* _The records_:
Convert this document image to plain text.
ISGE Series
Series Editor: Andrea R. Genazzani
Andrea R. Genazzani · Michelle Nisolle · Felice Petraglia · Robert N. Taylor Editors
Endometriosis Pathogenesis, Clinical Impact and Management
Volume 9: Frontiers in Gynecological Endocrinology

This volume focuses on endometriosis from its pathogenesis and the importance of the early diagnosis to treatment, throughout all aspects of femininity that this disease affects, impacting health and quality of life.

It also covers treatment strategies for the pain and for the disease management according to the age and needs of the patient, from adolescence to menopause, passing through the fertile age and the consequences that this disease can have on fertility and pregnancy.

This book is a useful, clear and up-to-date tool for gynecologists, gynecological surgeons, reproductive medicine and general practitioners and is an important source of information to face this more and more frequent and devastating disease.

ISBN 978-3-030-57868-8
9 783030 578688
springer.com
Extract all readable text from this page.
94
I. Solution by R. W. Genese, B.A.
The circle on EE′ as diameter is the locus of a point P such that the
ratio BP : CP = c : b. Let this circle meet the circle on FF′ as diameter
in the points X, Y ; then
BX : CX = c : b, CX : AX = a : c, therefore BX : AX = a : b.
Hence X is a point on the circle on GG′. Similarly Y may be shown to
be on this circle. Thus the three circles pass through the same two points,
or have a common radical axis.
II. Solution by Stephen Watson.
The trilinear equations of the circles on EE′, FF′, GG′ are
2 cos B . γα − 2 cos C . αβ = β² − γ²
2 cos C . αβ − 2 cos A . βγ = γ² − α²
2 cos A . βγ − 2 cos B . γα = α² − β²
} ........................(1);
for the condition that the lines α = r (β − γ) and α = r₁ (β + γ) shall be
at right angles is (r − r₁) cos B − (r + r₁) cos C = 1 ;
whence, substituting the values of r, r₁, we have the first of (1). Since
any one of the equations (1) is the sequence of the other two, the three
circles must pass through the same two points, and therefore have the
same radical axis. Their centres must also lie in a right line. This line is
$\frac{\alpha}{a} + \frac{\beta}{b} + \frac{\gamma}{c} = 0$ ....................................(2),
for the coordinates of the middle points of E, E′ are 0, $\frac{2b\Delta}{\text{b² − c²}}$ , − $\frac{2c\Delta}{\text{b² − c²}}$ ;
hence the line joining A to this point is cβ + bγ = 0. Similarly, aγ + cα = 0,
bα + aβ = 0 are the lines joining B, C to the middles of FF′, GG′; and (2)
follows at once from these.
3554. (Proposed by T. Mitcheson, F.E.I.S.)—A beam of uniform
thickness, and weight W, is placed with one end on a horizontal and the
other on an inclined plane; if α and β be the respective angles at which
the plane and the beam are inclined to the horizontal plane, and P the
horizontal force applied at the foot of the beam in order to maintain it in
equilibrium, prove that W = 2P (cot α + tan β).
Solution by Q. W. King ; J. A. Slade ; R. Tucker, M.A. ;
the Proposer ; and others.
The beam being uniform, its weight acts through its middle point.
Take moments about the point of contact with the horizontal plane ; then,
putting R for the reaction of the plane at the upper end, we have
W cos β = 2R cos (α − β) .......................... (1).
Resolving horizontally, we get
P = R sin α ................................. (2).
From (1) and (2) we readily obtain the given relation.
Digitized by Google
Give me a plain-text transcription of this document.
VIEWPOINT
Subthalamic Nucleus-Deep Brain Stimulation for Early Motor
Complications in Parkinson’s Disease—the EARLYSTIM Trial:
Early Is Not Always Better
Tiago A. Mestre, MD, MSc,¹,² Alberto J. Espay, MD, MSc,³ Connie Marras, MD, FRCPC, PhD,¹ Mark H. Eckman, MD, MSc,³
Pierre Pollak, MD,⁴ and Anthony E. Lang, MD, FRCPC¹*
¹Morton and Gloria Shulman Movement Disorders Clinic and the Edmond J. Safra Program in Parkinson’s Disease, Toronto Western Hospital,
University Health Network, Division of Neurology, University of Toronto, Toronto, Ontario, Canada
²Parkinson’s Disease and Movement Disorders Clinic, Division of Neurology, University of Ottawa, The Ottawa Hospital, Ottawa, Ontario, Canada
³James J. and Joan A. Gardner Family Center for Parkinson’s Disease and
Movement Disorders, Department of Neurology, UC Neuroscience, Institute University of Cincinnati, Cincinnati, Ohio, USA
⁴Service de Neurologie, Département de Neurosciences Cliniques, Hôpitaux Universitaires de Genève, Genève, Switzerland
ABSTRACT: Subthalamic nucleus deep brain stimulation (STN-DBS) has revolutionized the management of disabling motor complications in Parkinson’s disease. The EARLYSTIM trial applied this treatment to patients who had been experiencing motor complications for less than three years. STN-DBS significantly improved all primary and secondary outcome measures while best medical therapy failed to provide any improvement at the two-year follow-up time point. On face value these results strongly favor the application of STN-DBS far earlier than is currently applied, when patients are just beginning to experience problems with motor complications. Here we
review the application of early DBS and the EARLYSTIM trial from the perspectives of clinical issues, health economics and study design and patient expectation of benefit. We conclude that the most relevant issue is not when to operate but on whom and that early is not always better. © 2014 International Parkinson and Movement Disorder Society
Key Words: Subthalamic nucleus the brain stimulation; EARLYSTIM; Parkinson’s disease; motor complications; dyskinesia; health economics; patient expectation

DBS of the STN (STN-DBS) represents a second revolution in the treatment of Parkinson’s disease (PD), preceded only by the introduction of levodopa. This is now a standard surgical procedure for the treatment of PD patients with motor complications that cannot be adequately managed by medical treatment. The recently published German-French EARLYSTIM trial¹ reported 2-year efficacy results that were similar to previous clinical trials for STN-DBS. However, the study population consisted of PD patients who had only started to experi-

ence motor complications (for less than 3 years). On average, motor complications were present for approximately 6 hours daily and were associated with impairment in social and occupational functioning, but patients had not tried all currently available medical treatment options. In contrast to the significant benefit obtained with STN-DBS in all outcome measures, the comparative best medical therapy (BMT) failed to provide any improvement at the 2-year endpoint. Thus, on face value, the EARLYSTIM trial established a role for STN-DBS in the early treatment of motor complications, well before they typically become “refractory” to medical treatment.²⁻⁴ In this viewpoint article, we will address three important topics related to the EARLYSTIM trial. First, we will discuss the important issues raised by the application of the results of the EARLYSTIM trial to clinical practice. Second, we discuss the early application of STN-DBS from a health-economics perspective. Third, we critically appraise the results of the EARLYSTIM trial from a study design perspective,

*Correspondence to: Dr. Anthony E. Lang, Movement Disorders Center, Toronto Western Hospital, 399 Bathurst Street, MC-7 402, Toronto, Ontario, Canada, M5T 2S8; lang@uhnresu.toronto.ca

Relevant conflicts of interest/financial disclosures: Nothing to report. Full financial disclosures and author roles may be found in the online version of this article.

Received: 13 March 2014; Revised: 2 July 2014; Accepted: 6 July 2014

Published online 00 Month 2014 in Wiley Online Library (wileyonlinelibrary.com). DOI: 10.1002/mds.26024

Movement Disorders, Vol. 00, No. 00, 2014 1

* _Task directions_: Show every line in the entries where the string "Western" occurs.

* _Solution to this problem_:
¹Morton and Gloria Shulman Movement Disorders Clinic and the Edmond J. Safra Program in Parkinson’s Disease, Toronto Western Hospital,
*Correspondence to: Dr. Anthony E. Lang, Movement Disorders Center, Toronto Western Hospital, 399 Bathurst Street, MC-7 402, Toronto, Ontario, Canada, M5T 2S8; lang@uhnresu.toronto.ca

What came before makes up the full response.